■ TO DO ■
Copy every line of the records below where the word "Hola" occurs.

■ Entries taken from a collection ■
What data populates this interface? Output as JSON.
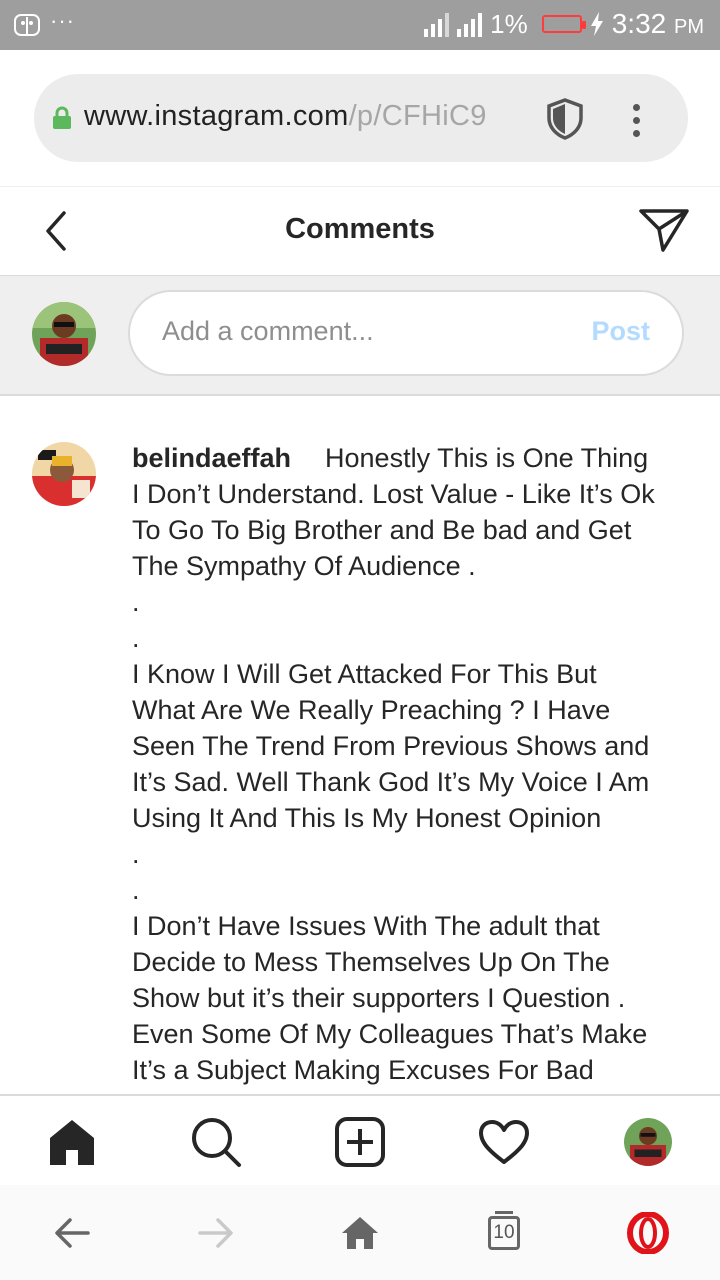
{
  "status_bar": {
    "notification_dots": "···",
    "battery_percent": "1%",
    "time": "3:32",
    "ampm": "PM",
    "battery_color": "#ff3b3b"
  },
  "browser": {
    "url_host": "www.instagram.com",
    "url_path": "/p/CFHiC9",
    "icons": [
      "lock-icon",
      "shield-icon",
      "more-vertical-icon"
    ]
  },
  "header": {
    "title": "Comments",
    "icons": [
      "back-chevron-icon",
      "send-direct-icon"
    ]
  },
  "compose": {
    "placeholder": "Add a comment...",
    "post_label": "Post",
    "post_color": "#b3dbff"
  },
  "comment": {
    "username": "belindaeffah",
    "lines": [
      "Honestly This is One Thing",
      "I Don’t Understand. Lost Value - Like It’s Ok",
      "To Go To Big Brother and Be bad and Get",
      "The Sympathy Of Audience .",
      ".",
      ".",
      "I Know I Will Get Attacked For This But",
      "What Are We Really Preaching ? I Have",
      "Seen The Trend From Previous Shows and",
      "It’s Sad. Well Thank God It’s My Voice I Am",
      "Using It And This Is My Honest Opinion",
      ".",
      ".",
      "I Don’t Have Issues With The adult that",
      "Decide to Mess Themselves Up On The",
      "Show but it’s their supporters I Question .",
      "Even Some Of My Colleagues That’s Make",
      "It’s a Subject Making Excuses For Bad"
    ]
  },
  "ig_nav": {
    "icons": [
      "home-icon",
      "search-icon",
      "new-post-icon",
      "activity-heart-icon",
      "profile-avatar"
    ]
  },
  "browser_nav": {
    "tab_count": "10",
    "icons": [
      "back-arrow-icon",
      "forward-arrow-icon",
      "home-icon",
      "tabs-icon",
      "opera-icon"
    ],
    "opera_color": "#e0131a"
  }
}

--

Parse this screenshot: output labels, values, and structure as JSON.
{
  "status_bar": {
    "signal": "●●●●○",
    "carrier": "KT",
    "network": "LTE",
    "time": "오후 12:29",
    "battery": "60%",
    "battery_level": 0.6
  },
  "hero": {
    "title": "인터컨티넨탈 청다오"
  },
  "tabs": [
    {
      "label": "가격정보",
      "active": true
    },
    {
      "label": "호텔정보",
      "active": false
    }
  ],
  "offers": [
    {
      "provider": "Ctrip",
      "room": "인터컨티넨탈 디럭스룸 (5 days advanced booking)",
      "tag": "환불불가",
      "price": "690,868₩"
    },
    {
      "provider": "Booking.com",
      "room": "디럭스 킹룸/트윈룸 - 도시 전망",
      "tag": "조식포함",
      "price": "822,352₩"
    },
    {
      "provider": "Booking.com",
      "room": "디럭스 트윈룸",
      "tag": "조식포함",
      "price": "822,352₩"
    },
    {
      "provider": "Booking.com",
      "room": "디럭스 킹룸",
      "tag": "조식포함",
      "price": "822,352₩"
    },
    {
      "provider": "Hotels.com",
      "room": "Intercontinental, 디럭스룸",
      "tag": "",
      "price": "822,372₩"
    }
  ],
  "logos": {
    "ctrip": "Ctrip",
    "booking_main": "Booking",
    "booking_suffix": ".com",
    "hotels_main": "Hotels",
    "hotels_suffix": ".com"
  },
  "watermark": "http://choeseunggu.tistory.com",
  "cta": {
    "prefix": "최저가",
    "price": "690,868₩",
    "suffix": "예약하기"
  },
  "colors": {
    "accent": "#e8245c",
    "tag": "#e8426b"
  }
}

--

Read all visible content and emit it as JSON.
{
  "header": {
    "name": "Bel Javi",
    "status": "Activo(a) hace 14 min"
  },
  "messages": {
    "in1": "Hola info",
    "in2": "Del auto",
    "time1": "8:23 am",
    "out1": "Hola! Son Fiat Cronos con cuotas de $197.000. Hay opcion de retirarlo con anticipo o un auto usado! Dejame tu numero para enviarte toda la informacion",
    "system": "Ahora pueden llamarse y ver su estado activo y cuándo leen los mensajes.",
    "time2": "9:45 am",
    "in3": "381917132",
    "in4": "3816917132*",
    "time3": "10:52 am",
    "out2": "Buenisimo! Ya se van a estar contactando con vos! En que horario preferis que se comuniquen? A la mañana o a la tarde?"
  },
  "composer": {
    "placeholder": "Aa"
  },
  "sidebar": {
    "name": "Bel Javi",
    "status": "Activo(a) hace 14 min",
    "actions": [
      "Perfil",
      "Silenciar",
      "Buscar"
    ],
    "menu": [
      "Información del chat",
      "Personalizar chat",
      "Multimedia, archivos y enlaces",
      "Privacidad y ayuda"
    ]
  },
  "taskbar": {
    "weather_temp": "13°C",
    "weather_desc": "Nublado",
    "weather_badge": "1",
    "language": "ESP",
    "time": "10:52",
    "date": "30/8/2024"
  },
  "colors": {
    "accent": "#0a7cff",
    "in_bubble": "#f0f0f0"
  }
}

■ ANSWER ■
    "in1": "Hola info",
    "out1": "Hola! Son Fiat Cronos con cuotas de $197.000. Hay opcion de retirarlo con anticipo o un auto usado! Dejame tu numero para enviarte toda la informacion",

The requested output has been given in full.